* [What to produce] In the passage about Nelson's visit to Murray Gitlin, how did Gitlin earn his living?

* [Passage given]
+--

Nelson boarded a Kedzie Avenue trolley car one day that winter, rode it
eight miles south, and then walked west until he arrived at a sturdy four-story building clad in tan bricks. He went inside, found Murray Gitlin’s office, and addressed him deferentially.
I would like to join your group, he said.
Gitlin was a kind, avuncular man. The Writers’ Circle was a sideline for him. He earned his living as a social worker at the institute, but he took both roles seriously. He wrote seriously too. He had just completed a play called There Are 87 Million, and a few years later his work would appear in Scribner’s and Esquire.
Gitlin listened to Nelson and thought, This is a nice young man. I like him. “Well,” he said, “let me see some of your things.”
Nelson produced one of the letters he had written after the fiasco at the gas station in Texas. Gitlin read while Nelson waited, and was impressed. He thought Nelson had a natural talent for composition and a keen ear for dialogue.
“You don’t need my help,” Gitlin said when he finished the letter. “You’re a writer already, just go do it.” You should turn this letter into a story and begin submitting it, he said. “If one magazine turns it down just go to another one, that’s all there is to it.”

+--

* [Supplied data]

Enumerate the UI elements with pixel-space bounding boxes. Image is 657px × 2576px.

+--

* [Result of the task] He earned his living as a social worker at the institute.